Directions:
Pull out every line with the word "this".
──────────────────────────────
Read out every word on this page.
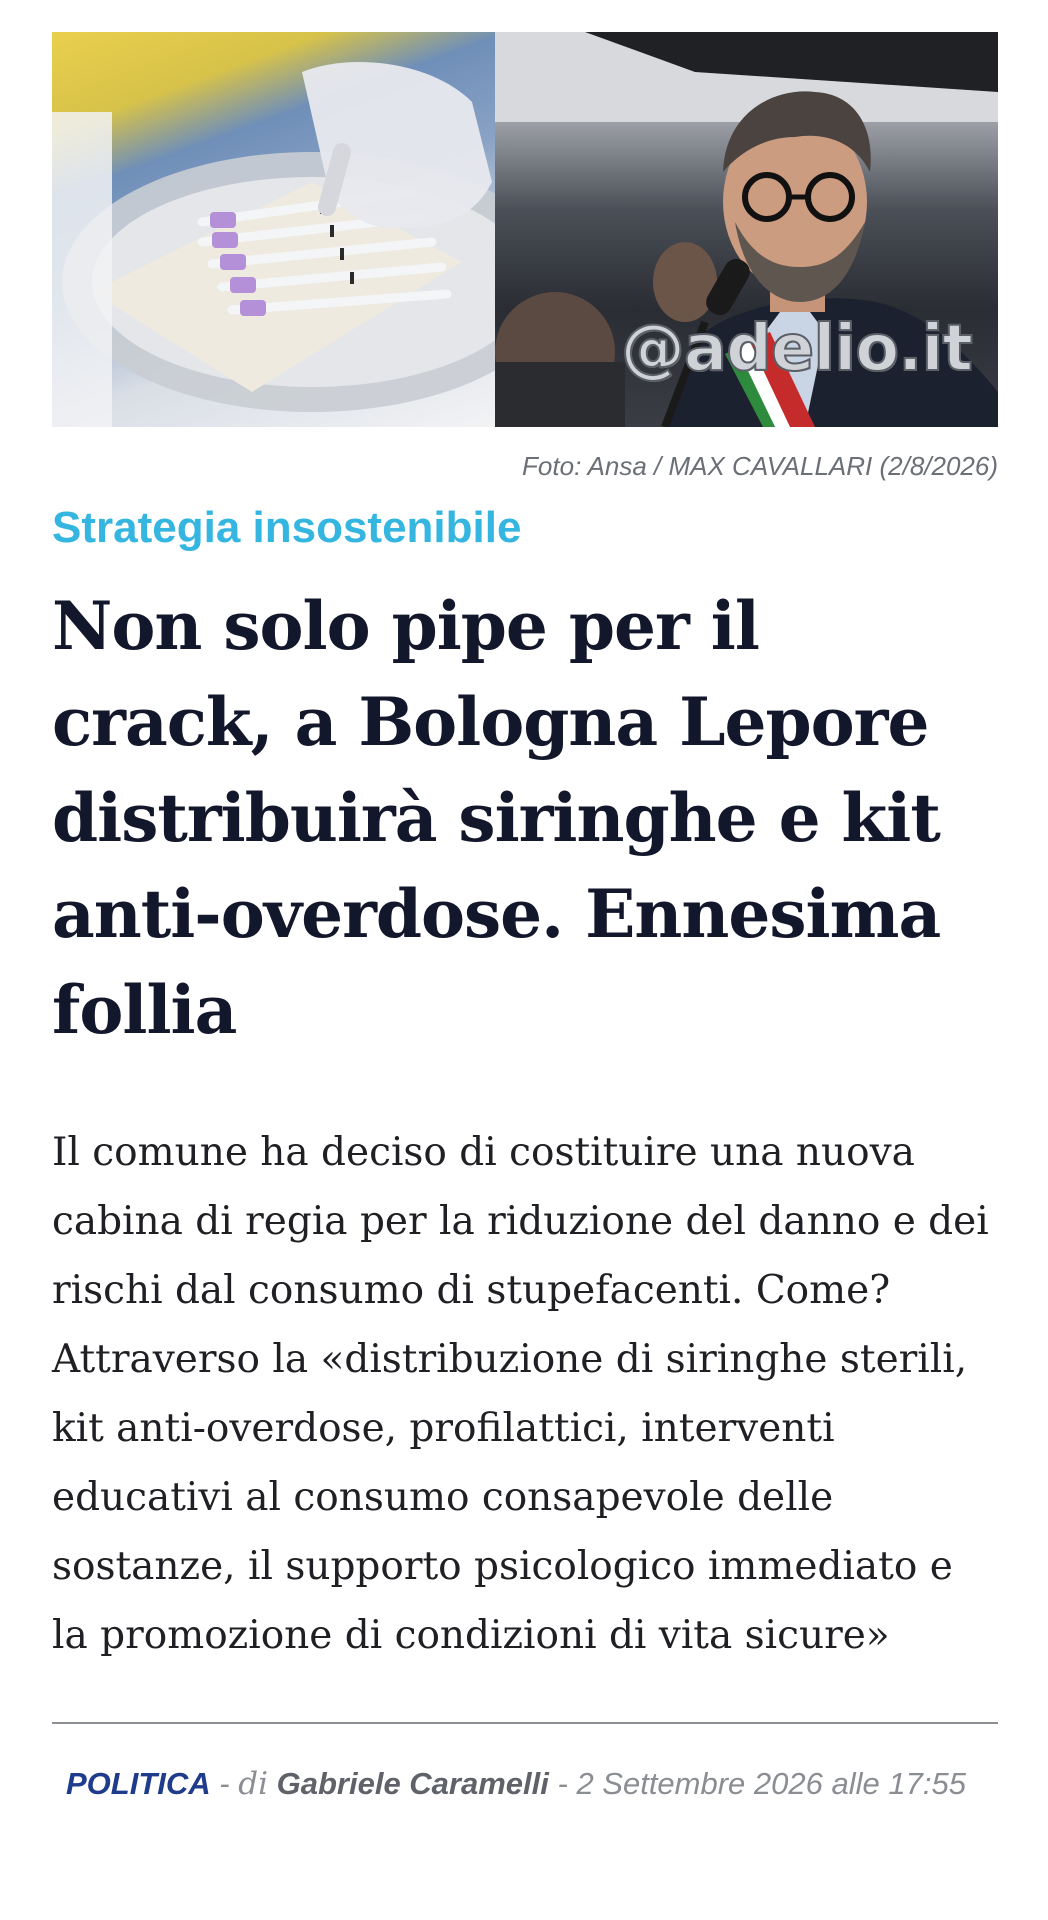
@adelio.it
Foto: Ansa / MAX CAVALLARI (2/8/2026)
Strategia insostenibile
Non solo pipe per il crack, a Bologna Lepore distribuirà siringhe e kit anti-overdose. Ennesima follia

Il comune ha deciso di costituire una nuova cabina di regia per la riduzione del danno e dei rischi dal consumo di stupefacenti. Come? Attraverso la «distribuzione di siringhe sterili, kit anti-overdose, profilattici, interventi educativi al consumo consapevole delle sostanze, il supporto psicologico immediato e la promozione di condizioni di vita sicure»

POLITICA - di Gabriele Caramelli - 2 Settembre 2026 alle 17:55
──────────────────────────────
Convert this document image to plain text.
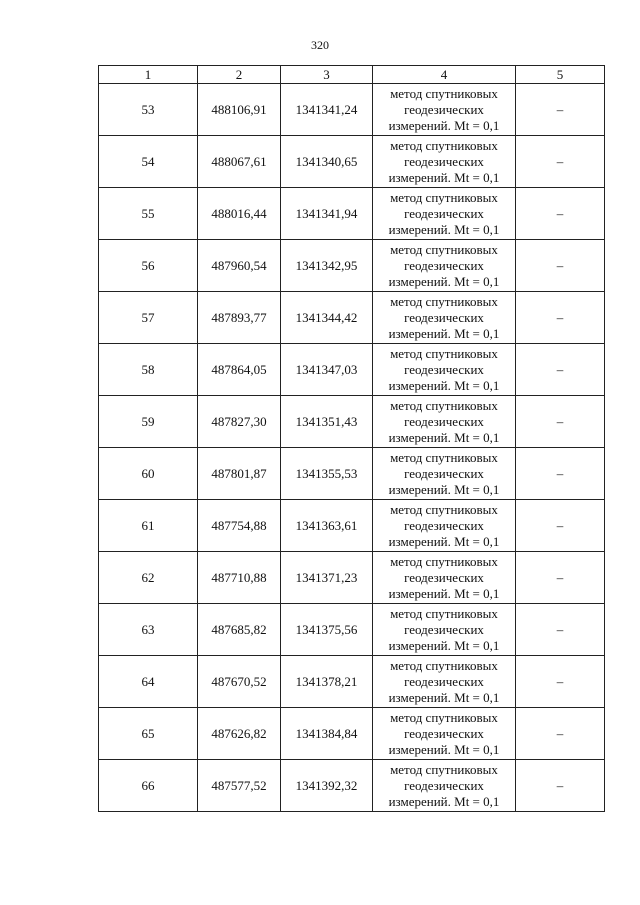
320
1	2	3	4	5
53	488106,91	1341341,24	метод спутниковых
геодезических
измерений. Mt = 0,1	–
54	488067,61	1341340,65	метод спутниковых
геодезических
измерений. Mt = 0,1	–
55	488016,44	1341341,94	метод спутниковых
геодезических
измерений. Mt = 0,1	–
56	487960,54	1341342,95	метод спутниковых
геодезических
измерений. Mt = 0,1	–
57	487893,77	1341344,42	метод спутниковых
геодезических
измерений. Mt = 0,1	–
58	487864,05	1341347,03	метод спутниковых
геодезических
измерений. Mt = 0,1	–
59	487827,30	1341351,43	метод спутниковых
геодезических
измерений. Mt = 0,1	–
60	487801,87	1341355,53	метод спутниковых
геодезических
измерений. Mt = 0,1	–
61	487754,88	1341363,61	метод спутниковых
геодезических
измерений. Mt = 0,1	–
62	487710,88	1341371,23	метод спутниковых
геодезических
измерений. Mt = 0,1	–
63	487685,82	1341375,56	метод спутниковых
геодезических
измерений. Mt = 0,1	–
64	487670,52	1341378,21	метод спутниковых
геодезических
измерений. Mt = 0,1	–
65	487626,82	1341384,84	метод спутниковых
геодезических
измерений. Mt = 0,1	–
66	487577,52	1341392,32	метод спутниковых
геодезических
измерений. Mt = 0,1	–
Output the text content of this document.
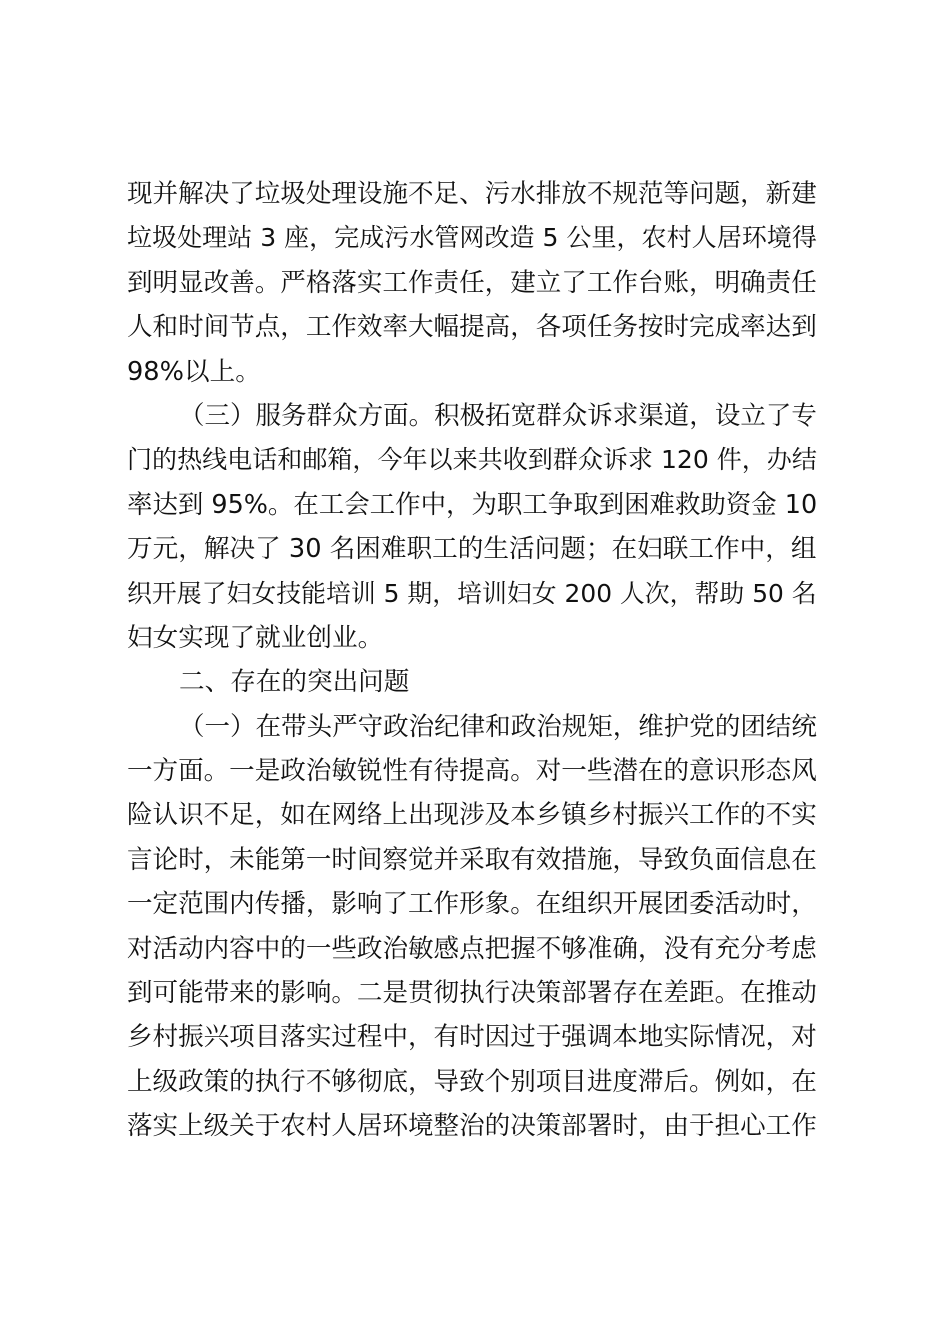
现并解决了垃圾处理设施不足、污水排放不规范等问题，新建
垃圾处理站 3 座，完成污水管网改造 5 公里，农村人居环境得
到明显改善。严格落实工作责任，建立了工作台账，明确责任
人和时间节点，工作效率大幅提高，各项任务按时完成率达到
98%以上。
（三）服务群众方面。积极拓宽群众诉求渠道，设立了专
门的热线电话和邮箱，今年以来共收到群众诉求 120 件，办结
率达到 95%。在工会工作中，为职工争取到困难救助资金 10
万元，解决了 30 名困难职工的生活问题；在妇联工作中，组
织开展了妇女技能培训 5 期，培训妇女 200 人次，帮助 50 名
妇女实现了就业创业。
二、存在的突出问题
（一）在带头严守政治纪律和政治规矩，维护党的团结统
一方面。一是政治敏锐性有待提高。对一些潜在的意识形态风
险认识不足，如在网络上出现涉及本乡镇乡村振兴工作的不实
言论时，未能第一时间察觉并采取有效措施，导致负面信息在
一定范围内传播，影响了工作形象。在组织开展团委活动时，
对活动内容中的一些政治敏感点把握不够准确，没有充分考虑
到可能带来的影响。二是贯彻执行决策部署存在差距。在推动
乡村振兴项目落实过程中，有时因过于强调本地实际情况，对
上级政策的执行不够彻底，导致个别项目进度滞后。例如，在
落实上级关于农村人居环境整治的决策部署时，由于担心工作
──────────────────────────────
Exercise answer:
Read out every word on this page.
Convert this document image to plain text.
Output the text content of this document.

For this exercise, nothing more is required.